** TASK DIRECTIONS **
Give again only the lines running from the one with "Enumerate this screenshot's" through the one with "Parse this screenshot: output", inclusive. Omit every picture.

** INPUT **

++++

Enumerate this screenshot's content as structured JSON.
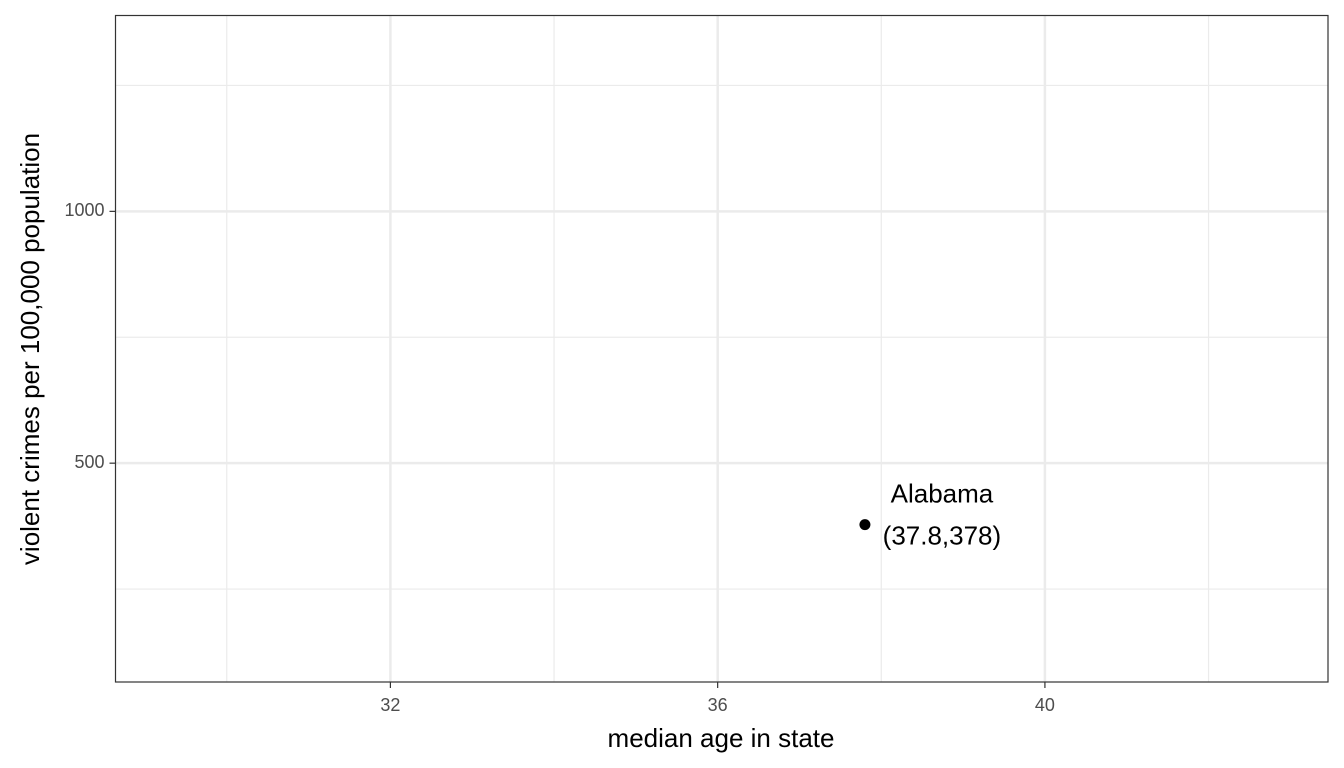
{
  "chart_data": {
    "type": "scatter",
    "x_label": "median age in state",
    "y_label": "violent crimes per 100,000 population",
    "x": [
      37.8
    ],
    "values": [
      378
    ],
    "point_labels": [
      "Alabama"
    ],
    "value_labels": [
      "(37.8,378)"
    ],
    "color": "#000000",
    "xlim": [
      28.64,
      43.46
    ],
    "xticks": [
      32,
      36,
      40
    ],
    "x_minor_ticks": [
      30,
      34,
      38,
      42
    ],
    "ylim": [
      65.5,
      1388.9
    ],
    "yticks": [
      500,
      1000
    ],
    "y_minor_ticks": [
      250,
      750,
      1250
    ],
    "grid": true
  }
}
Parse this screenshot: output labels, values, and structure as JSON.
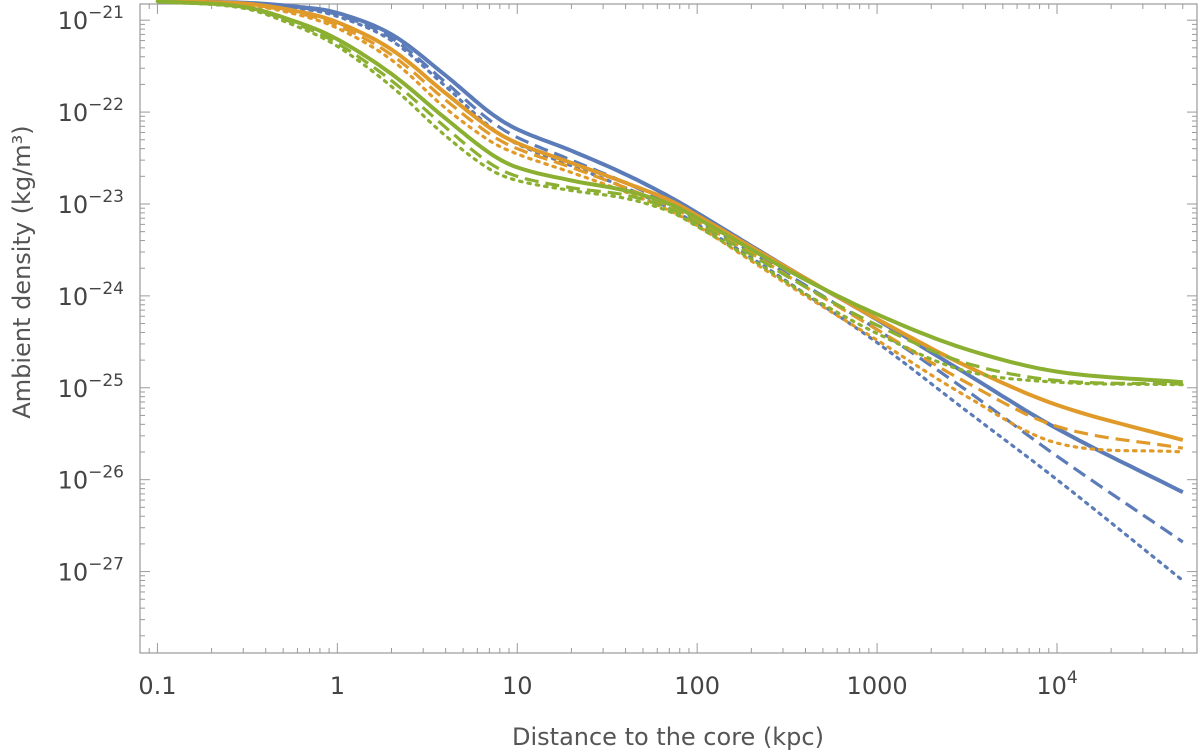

++++

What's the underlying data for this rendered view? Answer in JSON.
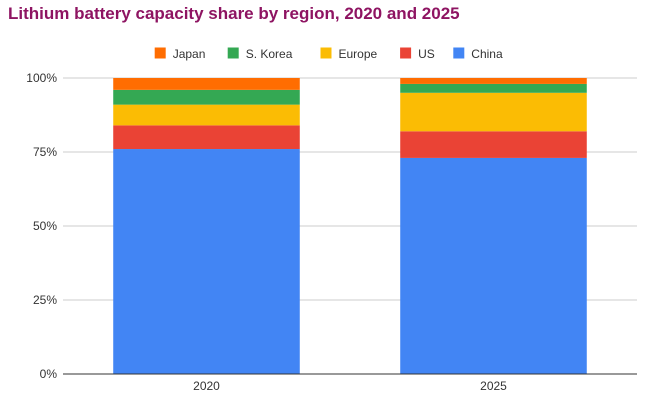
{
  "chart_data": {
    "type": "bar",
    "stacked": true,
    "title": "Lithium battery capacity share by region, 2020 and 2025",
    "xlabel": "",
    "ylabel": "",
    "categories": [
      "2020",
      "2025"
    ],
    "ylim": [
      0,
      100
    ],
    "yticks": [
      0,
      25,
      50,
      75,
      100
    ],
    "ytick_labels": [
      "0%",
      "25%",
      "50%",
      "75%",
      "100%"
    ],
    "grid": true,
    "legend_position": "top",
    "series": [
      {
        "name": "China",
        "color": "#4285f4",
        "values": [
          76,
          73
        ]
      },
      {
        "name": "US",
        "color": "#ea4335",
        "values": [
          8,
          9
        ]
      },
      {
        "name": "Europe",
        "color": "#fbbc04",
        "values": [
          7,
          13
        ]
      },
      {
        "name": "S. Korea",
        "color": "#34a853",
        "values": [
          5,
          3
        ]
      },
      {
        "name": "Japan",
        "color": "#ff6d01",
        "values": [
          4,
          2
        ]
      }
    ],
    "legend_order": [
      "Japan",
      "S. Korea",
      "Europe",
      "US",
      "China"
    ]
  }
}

++++

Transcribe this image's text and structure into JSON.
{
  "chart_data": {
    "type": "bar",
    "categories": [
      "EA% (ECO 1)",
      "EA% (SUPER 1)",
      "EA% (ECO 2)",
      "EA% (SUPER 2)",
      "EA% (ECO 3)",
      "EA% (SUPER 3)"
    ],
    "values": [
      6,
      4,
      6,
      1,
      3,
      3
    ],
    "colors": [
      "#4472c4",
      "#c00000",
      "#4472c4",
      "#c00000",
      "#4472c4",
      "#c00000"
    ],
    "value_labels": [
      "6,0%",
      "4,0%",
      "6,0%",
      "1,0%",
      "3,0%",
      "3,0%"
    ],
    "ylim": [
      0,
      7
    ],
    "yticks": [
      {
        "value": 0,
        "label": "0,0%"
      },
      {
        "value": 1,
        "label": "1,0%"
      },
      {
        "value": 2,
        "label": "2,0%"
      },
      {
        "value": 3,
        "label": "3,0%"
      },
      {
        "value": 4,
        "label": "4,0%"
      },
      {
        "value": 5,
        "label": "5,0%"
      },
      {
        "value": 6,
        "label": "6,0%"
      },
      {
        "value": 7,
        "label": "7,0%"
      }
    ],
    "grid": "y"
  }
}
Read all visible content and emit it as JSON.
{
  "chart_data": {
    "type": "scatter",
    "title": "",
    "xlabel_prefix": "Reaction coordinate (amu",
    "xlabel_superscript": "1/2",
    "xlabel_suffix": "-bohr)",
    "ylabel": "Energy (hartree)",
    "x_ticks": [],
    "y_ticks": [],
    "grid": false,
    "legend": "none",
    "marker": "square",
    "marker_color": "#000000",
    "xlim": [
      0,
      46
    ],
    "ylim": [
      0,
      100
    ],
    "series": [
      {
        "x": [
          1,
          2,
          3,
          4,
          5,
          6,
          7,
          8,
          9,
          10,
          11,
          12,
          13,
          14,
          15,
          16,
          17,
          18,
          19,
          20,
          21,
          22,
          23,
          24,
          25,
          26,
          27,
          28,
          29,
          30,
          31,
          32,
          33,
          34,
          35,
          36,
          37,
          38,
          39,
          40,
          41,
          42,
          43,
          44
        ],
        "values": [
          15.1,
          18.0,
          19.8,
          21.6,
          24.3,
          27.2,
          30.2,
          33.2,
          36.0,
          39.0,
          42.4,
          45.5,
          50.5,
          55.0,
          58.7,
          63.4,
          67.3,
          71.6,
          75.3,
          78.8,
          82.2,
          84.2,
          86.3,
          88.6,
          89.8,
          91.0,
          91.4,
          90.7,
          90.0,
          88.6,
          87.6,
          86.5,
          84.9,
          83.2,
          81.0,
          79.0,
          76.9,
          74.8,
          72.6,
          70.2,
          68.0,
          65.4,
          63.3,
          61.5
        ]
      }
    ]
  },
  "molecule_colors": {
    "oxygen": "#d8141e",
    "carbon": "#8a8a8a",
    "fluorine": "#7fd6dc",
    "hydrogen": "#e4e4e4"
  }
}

++++

** COMPLETE RESPONSE **
Enumerate this screenshot's content as structured JSON.
{
  "chart_data": {
    "type": "scatter",
    "x_label": "median age in state",
    "y_label": "violent crimes per 100,000 population",
    "x": [
      37.8
    ],
    "values": [
      378
    ],
    "point_labels": [
      "Alabama"
    ],
    "value_labels": [
      "(37.8,378)"
    ],
    "color": "#000000",
    "xlim": [
      28.64,
      43.46
    ],
    "xticks": [
      32,
      36,
      40
    ],
    "x_minor_ticks": [
      30,
      34,
      38,
      42
    ],
    "ylim": [
      65.5,
      1388.9
    ],
    "yticks": [
      500,
      1000
    ],
    "y_minor_ticks": [
      250,
      750,
      1250
    ],
    "grid": true
  }
}
Parse this screenshot: output labels, values, and structure as JSON.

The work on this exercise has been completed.